State how many lines of the entries below hold the word "output"; reply with nothing but the number.

§ §

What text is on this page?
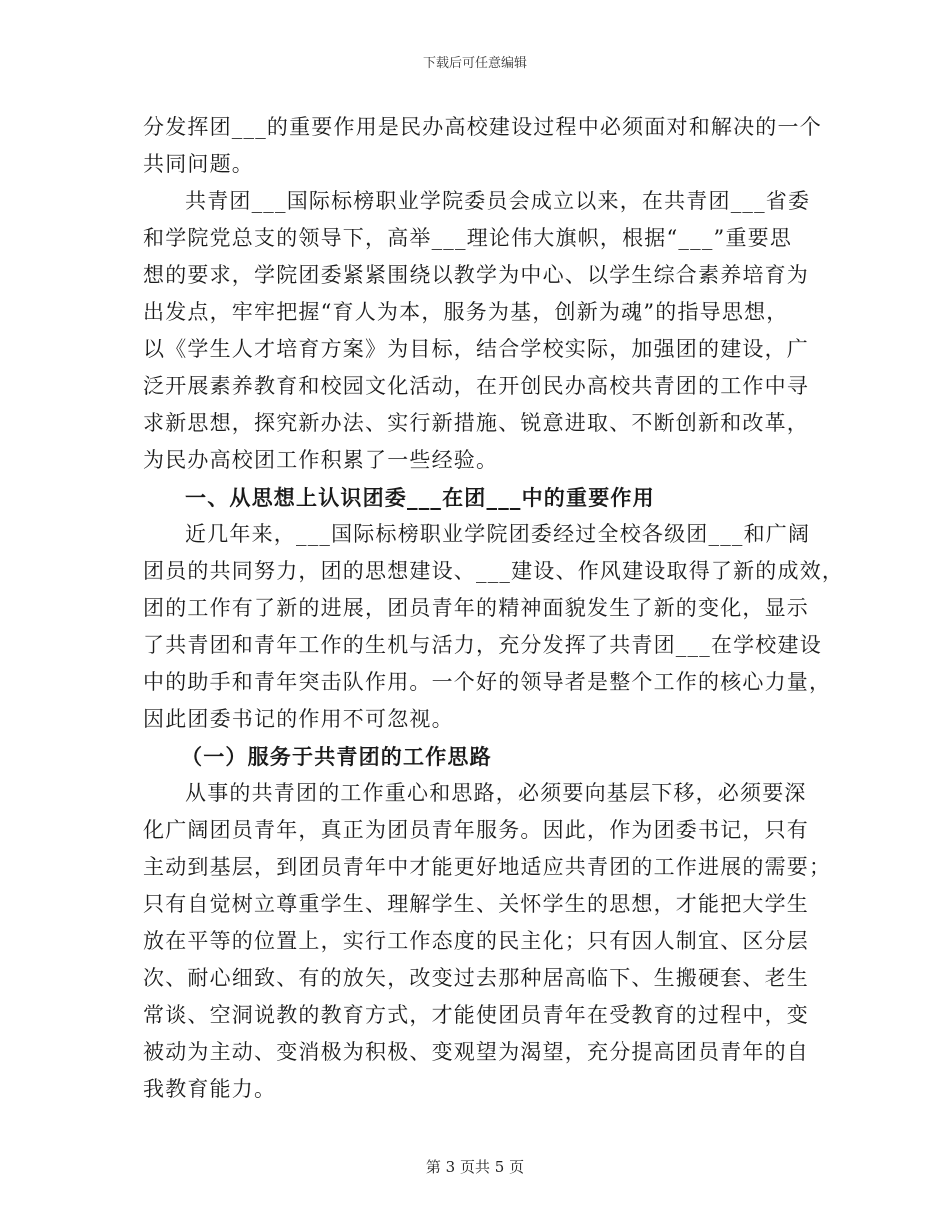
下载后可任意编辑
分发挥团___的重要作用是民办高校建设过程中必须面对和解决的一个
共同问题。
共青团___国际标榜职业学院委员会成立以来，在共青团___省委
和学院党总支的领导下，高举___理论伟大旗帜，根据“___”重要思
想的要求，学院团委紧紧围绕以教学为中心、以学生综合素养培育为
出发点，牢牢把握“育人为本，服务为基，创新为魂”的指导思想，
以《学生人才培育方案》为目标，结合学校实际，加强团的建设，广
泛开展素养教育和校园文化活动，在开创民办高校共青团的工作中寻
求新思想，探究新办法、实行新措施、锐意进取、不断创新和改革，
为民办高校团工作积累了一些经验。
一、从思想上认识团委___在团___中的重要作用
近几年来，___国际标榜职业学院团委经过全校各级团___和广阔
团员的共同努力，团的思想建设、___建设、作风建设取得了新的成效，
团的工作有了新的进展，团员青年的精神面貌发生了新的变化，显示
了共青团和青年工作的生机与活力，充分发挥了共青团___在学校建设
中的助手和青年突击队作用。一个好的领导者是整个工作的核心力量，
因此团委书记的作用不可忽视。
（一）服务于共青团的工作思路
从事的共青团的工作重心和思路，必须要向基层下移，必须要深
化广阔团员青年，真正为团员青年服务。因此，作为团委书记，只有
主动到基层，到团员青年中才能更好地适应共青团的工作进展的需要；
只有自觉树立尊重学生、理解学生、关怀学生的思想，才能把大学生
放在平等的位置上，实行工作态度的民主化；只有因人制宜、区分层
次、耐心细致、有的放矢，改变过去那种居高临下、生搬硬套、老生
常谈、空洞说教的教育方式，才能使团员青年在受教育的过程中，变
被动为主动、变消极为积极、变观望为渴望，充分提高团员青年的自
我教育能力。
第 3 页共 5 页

§ §

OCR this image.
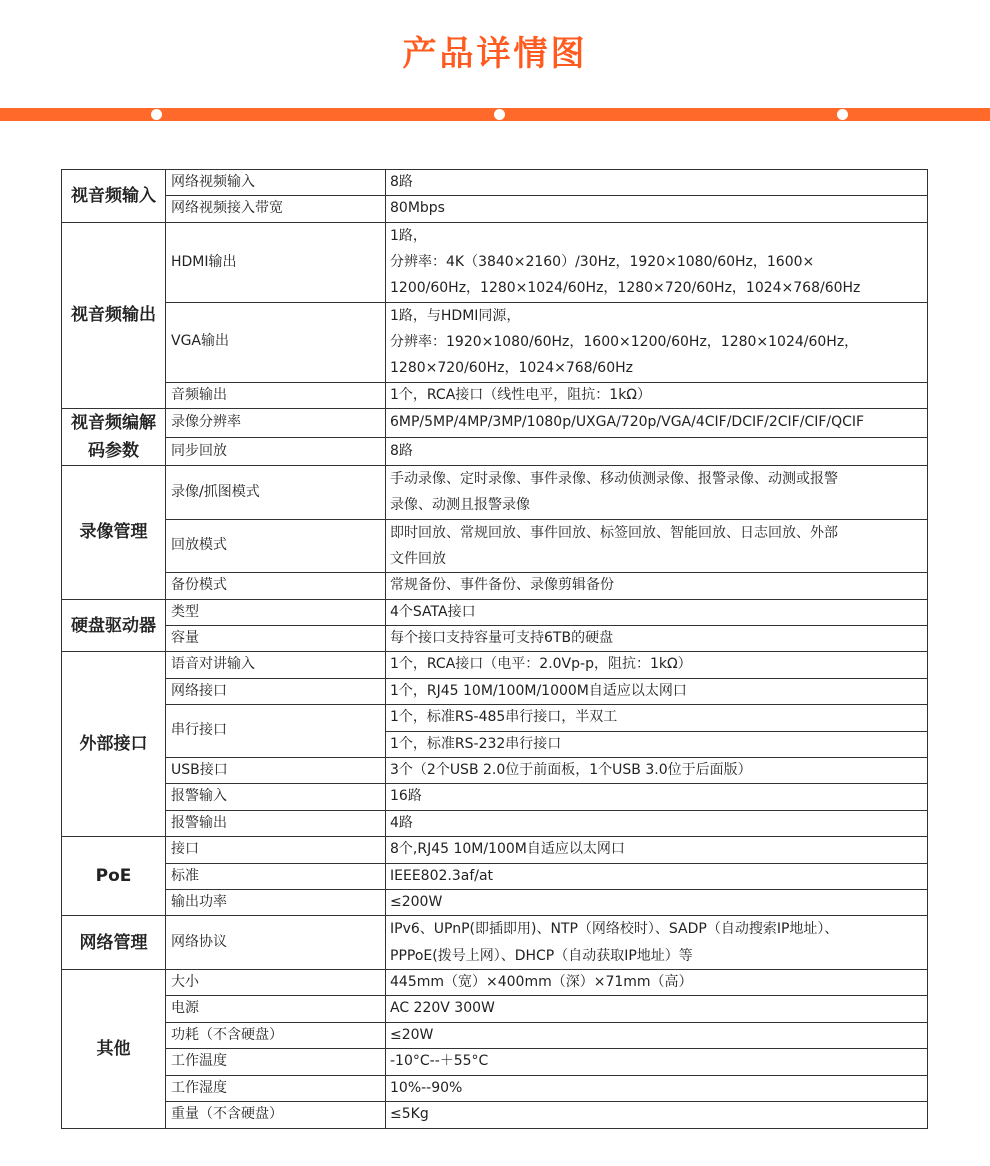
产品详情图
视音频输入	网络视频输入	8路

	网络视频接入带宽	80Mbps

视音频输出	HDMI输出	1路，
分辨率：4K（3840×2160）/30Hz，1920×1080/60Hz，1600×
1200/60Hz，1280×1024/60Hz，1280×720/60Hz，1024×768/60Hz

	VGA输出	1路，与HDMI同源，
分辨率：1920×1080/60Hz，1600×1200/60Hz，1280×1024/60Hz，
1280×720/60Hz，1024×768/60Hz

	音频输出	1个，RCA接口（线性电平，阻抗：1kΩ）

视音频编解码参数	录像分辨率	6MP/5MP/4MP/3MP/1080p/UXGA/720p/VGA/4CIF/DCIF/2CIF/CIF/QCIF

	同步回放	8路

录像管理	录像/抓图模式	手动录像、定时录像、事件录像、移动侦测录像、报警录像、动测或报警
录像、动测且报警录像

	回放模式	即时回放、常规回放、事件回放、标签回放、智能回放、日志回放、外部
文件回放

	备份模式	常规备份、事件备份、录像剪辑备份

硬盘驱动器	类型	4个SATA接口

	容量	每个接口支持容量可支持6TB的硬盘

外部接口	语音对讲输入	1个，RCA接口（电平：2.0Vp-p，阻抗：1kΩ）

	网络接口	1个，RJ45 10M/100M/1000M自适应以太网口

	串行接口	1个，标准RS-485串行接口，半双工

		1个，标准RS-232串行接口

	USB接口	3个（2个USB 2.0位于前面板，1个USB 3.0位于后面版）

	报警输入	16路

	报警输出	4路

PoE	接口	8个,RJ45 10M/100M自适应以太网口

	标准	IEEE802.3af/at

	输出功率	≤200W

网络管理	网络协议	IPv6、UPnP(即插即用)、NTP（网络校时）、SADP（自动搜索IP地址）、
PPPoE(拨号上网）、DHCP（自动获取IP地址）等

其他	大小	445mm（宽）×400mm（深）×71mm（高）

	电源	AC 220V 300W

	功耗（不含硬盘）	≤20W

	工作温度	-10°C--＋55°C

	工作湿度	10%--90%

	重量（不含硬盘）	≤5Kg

§ §

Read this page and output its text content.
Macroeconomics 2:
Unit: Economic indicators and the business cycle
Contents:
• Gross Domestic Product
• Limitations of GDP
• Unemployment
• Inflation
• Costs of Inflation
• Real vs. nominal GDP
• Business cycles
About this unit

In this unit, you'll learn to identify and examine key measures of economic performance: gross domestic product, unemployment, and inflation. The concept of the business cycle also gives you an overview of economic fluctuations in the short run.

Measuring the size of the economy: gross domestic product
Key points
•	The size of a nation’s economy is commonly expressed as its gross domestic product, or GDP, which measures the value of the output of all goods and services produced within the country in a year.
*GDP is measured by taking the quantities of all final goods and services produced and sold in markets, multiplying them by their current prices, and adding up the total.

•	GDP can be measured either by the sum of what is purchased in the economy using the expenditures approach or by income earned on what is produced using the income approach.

§ §

> Full solution
2